Provided material:
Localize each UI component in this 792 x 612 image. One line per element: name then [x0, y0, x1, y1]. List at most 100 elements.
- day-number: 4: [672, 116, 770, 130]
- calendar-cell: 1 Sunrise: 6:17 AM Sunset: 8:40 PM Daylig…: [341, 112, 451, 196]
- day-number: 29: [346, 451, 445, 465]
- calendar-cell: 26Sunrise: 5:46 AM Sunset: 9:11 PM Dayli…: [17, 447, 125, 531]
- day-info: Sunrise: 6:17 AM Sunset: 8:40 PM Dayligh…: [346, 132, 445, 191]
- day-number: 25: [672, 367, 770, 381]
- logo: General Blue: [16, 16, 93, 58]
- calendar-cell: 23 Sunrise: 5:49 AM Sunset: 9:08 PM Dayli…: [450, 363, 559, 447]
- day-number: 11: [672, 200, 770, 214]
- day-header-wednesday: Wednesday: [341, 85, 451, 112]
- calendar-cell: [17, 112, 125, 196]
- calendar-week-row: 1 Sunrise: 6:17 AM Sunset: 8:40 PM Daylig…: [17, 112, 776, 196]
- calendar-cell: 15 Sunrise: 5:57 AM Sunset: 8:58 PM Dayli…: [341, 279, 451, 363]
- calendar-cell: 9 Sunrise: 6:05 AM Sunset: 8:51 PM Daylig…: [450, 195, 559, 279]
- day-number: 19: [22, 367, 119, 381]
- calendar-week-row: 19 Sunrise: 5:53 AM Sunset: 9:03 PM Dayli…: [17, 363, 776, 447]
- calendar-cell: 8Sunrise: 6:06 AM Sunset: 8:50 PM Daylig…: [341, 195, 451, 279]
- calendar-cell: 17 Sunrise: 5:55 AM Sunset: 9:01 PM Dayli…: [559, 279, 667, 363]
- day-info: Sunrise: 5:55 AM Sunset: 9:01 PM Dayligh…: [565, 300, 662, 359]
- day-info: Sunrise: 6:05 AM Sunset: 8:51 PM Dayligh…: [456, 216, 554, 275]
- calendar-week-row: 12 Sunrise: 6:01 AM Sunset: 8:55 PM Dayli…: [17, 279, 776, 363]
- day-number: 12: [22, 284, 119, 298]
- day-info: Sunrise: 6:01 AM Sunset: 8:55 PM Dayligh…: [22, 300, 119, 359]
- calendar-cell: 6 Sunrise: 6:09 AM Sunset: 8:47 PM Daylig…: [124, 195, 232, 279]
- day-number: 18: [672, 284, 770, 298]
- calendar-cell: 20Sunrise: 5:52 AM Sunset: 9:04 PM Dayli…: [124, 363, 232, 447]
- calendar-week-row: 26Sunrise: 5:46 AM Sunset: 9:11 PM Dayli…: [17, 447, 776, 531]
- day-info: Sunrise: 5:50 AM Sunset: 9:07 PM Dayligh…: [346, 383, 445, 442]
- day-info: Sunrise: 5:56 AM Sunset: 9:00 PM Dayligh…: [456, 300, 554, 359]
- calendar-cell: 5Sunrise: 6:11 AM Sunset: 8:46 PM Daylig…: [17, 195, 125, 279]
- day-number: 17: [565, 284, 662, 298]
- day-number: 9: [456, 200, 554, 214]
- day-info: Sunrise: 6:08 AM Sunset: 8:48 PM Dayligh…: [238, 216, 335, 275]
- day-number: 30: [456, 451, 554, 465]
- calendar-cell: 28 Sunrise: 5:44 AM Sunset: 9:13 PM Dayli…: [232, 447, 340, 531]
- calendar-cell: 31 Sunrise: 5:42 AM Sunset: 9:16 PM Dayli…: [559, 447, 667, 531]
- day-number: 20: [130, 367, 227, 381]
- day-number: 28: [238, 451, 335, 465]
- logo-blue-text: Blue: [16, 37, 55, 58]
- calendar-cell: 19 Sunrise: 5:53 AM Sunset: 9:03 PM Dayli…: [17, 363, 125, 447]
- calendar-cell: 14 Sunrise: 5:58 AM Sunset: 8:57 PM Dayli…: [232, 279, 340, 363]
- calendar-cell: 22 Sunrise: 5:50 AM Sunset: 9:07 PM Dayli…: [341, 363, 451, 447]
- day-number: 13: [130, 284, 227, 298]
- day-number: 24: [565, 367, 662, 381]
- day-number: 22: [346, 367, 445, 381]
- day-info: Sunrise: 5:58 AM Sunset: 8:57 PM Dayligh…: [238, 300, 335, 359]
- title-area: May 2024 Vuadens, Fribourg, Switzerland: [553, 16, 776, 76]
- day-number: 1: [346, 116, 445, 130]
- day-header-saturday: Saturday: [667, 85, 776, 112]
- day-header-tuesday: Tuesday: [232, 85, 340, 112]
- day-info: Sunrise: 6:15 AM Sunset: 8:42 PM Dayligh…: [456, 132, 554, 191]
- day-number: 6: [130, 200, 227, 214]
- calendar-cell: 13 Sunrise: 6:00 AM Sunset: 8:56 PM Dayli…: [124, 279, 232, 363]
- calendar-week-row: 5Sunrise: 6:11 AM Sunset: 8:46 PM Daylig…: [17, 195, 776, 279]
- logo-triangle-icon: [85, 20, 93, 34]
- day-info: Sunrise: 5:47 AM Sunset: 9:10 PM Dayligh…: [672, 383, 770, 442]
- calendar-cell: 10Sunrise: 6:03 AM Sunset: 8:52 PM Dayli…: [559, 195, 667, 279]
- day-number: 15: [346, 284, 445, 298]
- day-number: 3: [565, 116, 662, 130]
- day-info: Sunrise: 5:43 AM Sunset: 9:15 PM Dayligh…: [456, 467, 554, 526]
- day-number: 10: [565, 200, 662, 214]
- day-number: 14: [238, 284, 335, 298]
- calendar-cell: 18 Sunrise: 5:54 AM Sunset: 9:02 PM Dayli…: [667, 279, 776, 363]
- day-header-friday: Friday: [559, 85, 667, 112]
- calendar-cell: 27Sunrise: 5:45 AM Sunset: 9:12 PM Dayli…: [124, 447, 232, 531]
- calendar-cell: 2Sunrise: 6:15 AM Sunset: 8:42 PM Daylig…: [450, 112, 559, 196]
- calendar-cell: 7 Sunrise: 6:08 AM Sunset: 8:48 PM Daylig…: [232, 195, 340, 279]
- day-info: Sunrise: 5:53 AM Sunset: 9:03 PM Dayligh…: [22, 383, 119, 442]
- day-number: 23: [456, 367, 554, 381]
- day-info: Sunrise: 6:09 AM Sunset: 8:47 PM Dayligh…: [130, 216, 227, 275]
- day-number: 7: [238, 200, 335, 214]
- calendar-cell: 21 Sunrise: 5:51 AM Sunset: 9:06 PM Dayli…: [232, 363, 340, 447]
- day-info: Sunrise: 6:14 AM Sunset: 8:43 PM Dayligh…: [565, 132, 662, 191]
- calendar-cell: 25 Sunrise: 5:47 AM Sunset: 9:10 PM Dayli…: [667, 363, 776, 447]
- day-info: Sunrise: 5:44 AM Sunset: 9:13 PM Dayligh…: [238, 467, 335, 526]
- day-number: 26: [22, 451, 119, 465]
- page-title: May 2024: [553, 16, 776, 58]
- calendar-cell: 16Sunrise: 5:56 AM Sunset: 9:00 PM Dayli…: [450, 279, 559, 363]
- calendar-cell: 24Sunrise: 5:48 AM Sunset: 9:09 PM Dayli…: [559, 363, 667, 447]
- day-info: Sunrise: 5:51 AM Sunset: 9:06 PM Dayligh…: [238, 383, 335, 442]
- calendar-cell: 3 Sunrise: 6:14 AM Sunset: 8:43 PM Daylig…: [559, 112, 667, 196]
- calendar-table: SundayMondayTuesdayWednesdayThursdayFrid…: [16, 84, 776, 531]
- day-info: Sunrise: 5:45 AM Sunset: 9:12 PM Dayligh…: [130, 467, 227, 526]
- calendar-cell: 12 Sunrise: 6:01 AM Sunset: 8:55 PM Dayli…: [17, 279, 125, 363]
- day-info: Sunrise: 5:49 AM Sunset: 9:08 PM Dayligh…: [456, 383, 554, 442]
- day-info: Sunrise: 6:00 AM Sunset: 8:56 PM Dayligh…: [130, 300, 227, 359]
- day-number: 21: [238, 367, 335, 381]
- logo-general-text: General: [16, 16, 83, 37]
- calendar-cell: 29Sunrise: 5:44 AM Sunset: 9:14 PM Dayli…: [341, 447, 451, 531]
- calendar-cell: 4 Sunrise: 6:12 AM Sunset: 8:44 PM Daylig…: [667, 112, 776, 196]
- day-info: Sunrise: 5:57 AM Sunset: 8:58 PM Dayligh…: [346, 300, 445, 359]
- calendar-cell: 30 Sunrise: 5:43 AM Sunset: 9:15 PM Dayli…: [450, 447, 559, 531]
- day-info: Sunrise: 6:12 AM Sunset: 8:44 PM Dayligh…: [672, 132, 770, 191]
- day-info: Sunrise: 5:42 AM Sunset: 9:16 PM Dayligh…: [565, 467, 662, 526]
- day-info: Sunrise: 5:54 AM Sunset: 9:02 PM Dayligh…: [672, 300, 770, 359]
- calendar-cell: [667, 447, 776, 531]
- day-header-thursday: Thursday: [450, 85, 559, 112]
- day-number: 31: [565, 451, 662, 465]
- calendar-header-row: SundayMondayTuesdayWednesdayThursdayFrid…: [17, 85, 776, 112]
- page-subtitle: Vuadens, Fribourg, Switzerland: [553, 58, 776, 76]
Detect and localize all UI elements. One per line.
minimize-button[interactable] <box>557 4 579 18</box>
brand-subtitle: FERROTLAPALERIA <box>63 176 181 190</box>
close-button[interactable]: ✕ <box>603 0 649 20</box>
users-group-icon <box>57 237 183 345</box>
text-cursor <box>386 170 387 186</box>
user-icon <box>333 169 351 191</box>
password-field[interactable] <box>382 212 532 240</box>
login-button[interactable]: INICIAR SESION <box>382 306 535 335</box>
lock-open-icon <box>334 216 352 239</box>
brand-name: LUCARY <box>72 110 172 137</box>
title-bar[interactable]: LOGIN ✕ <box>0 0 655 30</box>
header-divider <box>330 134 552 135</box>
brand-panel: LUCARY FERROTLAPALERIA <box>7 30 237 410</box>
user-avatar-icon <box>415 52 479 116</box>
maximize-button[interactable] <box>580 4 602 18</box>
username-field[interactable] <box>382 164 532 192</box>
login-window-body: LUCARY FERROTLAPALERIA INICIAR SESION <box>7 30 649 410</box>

Your objective:
Find each line of the data above that contains the string "LUCARY", matching case exactly, and copy those lines.

Solution to the exercise:
brand-name: LUCARY <box>72 110 172 137</box>
brand-panel: LUCARY FERROTLAPALERIA <box>7 30 237 410</box>
login-window-body: LUCARY FERROTLAPALERIA INICIAR SESION <box>7 30 649 410</box>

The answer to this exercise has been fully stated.